What the exercise asks
Find the string "phase" in the listing and report every line that has it.

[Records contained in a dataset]

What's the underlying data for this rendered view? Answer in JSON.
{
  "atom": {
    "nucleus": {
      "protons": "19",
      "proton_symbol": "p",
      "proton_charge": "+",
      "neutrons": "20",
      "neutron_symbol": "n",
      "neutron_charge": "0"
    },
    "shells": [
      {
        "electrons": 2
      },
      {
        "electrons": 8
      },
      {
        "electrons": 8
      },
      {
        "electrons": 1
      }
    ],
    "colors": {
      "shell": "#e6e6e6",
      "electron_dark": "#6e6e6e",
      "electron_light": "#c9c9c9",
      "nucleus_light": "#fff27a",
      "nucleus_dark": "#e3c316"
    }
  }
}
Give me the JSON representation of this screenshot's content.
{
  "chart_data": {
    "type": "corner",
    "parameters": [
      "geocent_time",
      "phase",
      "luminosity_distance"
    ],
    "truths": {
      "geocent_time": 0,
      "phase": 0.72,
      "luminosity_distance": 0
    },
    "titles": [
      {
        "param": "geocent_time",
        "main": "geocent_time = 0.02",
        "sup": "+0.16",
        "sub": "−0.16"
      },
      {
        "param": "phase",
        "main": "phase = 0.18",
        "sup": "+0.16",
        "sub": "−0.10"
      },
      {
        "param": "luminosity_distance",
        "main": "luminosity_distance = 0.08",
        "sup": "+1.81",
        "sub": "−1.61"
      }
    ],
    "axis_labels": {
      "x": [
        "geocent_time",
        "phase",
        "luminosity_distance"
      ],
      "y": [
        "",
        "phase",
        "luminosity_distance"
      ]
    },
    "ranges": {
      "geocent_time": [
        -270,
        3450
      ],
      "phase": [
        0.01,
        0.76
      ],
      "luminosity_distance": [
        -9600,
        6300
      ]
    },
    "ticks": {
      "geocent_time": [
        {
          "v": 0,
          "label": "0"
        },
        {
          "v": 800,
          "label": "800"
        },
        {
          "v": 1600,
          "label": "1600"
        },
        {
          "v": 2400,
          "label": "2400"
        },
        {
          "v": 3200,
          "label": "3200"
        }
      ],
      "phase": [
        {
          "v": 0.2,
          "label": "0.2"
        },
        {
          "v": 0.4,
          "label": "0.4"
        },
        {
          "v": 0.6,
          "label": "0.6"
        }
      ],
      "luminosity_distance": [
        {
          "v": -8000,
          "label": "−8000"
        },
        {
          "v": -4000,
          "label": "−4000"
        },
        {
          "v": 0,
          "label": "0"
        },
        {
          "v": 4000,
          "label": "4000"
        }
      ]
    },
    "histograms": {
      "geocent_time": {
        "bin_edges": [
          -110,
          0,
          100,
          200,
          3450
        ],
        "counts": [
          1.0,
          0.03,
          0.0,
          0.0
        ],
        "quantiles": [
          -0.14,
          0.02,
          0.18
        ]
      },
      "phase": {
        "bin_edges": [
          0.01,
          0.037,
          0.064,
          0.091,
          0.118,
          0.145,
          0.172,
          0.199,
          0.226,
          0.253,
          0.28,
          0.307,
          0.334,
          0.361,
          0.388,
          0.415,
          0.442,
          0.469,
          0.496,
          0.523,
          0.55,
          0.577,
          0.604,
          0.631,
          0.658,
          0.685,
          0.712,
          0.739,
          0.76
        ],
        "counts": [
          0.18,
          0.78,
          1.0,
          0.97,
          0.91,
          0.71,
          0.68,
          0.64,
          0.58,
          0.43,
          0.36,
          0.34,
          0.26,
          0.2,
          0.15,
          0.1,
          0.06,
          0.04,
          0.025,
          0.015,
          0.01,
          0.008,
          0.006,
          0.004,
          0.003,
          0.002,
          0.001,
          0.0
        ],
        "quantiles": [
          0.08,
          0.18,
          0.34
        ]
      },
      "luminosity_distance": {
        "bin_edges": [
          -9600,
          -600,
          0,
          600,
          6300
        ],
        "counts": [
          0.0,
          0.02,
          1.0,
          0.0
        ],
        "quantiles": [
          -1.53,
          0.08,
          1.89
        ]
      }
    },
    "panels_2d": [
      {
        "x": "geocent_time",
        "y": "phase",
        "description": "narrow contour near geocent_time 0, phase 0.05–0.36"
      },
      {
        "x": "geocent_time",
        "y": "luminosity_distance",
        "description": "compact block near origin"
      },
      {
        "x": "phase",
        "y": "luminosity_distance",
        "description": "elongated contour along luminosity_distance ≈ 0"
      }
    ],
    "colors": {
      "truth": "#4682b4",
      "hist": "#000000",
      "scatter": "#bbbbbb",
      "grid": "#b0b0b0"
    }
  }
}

Correct result
      "phase",
      "phase": 0.72,
        "param": "phase",
        "main": "phase = 0.18",
        "phase",
        "phase",
      "phase": [
      "phase": [
      "phase": {
        "y": "phase",
        "description": "narrow contour near geocent_time 0, phase 0.05–0.36"
        "x": "phase",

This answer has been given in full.